WHAT YOU HAVE TO DO:
Every line of the material that follows must be printed again exactly.

INPUT RECORDS:

==============================

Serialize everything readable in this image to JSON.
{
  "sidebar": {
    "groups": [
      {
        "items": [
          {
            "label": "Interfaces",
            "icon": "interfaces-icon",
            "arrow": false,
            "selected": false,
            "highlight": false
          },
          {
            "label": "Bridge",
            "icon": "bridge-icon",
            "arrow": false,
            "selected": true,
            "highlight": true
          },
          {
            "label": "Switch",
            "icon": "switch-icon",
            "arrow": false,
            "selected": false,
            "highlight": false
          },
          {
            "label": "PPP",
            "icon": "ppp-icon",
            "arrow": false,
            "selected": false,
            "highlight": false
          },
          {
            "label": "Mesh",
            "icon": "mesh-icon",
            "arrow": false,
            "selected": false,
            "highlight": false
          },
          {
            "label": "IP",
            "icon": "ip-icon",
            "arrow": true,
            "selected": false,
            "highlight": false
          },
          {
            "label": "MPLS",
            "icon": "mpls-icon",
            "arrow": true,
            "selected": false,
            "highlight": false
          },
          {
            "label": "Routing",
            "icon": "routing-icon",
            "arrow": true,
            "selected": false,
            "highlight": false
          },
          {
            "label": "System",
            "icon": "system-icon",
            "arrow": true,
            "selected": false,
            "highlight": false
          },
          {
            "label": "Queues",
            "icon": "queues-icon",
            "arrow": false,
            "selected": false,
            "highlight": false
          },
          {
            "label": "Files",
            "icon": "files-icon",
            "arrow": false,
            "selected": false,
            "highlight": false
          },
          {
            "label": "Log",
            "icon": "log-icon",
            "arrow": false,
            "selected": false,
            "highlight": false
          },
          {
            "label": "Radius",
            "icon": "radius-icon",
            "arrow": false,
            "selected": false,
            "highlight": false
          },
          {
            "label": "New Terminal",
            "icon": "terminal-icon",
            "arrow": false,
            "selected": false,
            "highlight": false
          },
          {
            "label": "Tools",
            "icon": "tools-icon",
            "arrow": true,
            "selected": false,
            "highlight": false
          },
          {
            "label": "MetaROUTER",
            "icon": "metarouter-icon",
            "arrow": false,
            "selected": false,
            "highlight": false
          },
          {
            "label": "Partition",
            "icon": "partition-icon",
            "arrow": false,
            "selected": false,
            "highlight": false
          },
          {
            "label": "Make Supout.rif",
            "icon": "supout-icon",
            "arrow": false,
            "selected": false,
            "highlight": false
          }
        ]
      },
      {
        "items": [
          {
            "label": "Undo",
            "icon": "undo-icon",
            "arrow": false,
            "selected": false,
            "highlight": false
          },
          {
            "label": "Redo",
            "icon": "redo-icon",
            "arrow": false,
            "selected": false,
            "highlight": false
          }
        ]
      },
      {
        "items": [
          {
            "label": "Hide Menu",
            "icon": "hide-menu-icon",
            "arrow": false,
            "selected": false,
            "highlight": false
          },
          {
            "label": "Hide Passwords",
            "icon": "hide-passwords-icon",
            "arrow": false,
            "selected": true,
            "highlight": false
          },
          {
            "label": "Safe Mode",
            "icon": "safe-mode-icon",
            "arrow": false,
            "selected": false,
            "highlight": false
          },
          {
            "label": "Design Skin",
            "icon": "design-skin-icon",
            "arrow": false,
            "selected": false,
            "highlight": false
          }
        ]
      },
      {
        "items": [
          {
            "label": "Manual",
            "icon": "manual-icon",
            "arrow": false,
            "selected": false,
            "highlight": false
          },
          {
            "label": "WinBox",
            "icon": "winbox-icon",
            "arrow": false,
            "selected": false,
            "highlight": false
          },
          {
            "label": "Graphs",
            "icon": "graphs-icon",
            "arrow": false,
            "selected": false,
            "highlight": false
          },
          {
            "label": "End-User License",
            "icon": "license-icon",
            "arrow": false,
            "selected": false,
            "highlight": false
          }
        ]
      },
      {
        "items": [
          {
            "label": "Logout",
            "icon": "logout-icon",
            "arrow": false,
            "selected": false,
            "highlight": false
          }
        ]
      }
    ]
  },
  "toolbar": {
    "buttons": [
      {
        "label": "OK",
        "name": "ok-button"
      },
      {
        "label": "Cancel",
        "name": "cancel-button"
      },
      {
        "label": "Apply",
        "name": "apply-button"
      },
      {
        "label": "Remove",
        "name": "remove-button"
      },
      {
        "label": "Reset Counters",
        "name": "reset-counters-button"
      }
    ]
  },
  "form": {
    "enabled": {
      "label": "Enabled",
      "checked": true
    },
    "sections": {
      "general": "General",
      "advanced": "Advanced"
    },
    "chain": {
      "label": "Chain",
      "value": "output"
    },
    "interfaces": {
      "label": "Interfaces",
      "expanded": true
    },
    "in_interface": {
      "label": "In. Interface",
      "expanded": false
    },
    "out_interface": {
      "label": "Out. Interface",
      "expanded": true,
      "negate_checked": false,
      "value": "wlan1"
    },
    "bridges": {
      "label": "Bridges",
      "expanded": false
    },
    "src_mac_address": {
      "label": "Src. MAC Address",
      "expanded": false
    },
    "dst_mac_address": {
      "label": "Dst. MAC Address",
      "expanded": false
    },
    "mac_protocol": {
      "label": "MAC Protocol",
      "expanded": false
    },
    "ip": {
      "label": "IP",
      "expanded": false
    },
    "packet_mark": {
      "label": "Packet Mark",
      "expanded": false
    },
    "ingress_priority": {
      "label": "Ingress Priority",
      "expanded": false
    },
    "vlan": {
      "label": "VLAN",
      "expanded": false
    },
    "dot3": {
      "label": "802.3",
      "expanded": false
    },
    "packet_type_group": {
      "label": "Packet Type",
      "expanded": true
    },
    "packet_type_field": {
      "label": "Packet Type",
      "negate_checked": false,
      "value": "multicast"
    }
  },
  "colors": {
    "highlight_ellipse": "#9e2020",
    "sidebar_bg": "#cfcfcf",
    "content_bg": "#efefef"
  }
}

==============================

THE OUTPUT:
Serialize everything readable in this image to JSON.
{
  "sidebar": {
    "groups": [
      {
        "items": [
          {
            "label": "Interfaces",
            "icon": "interfaces-icon",
            "arrow": false,
            "selected": false,
            "highlight": false
          },
          {
            "label": "Bridge",
            "icon": "bridge-icon",
            "arrow": false,
            "selected": true,
            "highlight": true
          },
          {
            "label": "Switch",
            "icon": "switch-icon",
            "arrow": false,
            "selected": false,
            "highlight": false
          },
          {
            "label": "PPP",
            "icon": "ppp-icon",
            "arrow": false,
            "selected": false,
            "highlight": false
          },
          {
            "label": "Mesh",
            "icon": "mesh-icon",
            "arrow": false,
            "selected": false,
            "highlight": false
          },
          {
            "label": "IP",
            "icon": "ip-icon",
            "arrow": true,
            "selected": false,
            "highlight": false
          },
          {
            "label": "MPLS",
            "icon": "mpls-icon",
            "arrow": true,
            "selected": false,
            "highlight": false
          },
          {
            "label": "Routing",
            "icon": "routing-icon",
            "arrow": true,
            "selected": false,
            "highlight": false
          },
          {
            "label": "System",
            "icon": "system-icon",
            "arrow": true,
            "selected": false,
            "highlight": false
          },
          {
            "label": "Queues",
            "icon": "queues-icon",
            "arrow": false,
            "selected": false,
            "highlight": false
          },
          {
            "label": "Files",
            "icon": "files-icon",
            "arrow": false,
            "selected": false,
            "highlight": false
          },
          {
            "label": "Log",
            "icon": "log-icon",
            "arrow": false,
            "selected": false,
            "highlight": false
          },
          {
            "label": "Radius",
            "icon": "radius-icon",
            "arrow": false,
            "selected": false,
            "highlight": false
          },
          {
            "label": "New Terminal",
            "icon": "terminal-icon",
            "arrow": false,
            "selected": false,
            "highlight": false
          },
          {
            "label": "Tools",
            "icon": "tools-icon",
            "arrow": true,
            "selected": false,
            "highlight": false
          },
          {
            "label": "MetaROUTER",
            "icon": "metarouter-icon",
            "arrow": false,
            "selected": false,
            "highlight": false
          },
          {
            "label": "Partition",
            "icon": "partition-icon",
            "arrow": false,
            "selected": false,
            "highlight": false
          },
          {
            "label": "Make Supout.rif",
            "icon": "supout-icon",
            "arrow": false,
            "selected": false,
            "highlight": false
          }
        ]
      },
      {
        "items": [
          {
            "label": "Undo",
            "icon": "undo-icon",
            "arrow": false,
            "selected": false,
            "highlight": false
          },
          {
            "label": "Redo",
            "icon": "redo-icon",
            "arrow": false,
            "selected": false,
            "highlight": false
          }
        ]
      },
      {
        "items": [
          {
            "label": "Hide Menu",
            "icon": "hide-menu-icon",
            "arrow": false,
            "selected": false,
            "highlight": false
          },
          {
            "label": "Hide Passwords",
            "icon": "hide-passwords-icon",
            "arrow": false,
            "selected": true,
            "highlight": false
          },
          {
            "label": "Safe Mode",
            "icon": "safe-mode-icon",
            "arrow": false,
            "selected": false,
            "highlight": false
          },
          {
            "label": "Design Skin",
            "icon": "design-skin-icon",
            "arrow": false,
            "selected": false,
            "highlight": false
          }
        ]
      },
      {
        "items": [
          {
            "label": "Manual",
            "icon": "manual-icon",
            "arrow": false,
            "selected": false,
            "highlight": false
          },
          {
            "label": "WinBox",
            "icon": "winbox-icon",
            "arrow": false,
            "selected": false,
            "highlight": false
          },
          {
            "label": "Graphs",
            "icon": "graphs-icon",
            "arrow": false,
            "selected": false,
            "highlight": false
          },
          {
            "label": "End-User License",
            "icon": "license-icon",
            "arrow": false,
            "selected": false,
            "highlight": false
          }
        ]
      },
      {
        "items": [
          {
            "label": "Logout",
            "icon": "logout-icon",
            "arrow": false,
            "selected": false,
            "highlight": false
          }
        ]
      }
    ]
  },
  "toolbar": {
    "buttons": [
      {
        "label": "OK",
        "name": "ok-button"
      },
      {
        "label": "Cancel",
        "name": "cancel-button"
      },
      {
        "label": "Apply",
        "name": "apply-button"
      },
      {
        "label": "Remove",
        "name": "remove-button"
      },
      {
        "label": "Reset Counters",
        "name": "reset-counters-button"
      }
    ]
  },
  "form": {
    "enabled": {
      "label": "Enabled",
      "checked": true
    },
    "sections": {
      "general": "General",
      "advanced": "Advanced"
    },
    "chain": {
      "label": "Chain",
      "value": "output"
    },
    "interfaces": {
      "label": "Interfaces",
      "expanded": true
    },
    "in_interface": {
      "label": "In. Interface",
      "expanded": false
    },
    "out_interface": {
      "label": "Out. Interface",
      "expanded": true,
      "negate_checked": false,
      "value": "wlan1"
    },
    "bridges": {
      "label": "Bridges",
      "expanded": false
    },
    "src_mac_address": {
      "label": "Src. MAC Address",
      "expanded": false
    },
    "dst_mac_address": {
      "label": "Dst. MAC Address",
      "expanded": false
    },
    "mac_protocol": {
      "label": "MAC Protocol",
      "expanded": false
    },
    "ip": {
      "label": "IP",
      "expanded": false
    },
    "packet_mark": {
      "label": "Packet Mark",
      "expanded": false
    },
    "ingress_priority": {
      "label": "Ingress Priority",
      "expanded": false
    },
    "vlan": {
      "label": "VLAN",
      "expanded": false
    },
    "dot3": {
      "label": "802.3",
      "expanded": false
    },
    "packet_type_group": {
      "label": "Packet Type",
      "expanded": true
    },
    "packet_type_field": {
      "label": "Packet Type",
      "negate_checked": false,
      "value": "multicast"
    }
  },
  "colors": {
    "highlight_ellipse": "#9e2020",
    "sidebar_bg": "#cfcfcf",
    "content_bg": "#efefef"
  }
}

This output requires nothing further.